The microtubule-associated protein tau is the major component of the intracellular neurofibrillary tangles (NFT) found in patients with various neurodegenerative disorders, including Alzheimer's and frontotemporal dementia. Scientists know that hyperphosphorylation of tau is at the root of its pathology, but what impact other proteins have on tau-related cell damage is less certain. In today's Neuron, George Jackson and colleagues at UCLA show that components of the wingless signal transduction pathway contribute to tau toxicity in flies.
Jackson et al. used a fruit fly model of tauopathy pioneered by Mel Feaney at Harvard Medical School (see ARF news item). In Jackson's hands, overexpression of human wild-type tau in the flies led to gross malformations of the compound eye. This effect was exacerbated by overexpression of glycogen synthase kinase-3 (GSK-3, the fly homolog is called shaggy), which is known to attenuate wingless signaling in Drosophila and has previously been fingered as a tau kinase and potential drug target in Alzheimer's (Anderton et al., 2000; Eldar-Finkelman, 2002; see ARF news item).

**Questions:**
A – In the passage on tau toxicity, what is the fly homolog of glycogen synthase kinase-3 called?
B – Using the passage on tau toxicity, explain what links GSK-3 to both wingless signaling and Alzheimer's disease.
C – Go on with the passage on tau toxicity, starting right after its last sentence.
The data after this point come from a separate source.

Records from a collection
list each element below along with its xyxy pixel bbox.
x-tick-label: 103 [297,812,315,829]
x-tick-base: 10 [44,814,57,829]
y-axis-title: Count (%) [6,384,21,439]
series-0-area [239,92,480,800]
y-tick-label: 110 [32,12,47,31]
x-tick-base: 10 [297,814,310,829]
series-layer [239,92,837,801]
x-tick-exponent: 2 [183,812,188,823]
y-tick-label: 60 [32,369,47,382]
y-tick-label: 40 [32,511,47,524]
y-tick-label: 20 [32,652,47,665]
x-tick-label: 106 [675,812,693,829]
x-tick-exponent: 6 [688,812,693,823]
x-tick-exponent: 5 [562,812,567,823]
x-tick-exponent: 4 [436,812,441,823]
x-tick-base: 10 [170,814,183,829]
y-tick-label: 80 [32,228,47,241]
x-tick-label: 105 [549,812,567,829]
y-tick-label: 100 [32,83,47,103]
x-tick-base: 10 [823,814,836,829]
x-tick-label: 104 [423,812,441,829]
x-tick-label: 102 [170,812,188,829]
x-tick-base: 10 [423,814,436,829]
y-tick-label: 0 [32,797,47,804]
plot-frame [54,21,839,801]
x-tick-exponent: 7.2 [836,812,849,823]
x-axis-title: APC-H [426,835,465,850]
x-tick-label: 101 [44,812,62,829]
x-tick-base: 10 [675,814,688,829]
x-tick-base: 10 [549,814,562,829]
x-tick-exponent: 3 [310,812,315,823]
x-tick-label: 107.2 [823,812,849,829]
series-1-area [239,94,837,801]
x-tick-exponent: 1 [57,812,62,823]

**Task responses:**
A – It is called shaggy.

B – GSK-3 is known to attenuate wingless signaling in Drosophila. It has also been identified as a tau kinase and a potential drug target in Alzheimer's.

C –
Interestingly, overexpression of another stepping stone in the wingless pathway, the fly homolog of human β-catenin, (armadillo), also exacerbated the effect of tau. This suggests that GSK-3's role in tauopathy lies outside of the wingless pathway, as one of its normal functions is to turn off armadillo in response to wingless signaling. Furthermore, the authors found that the transcription factor TCF, which is turned on by the wingless pathway, also exacerbated tau's damage to the eye.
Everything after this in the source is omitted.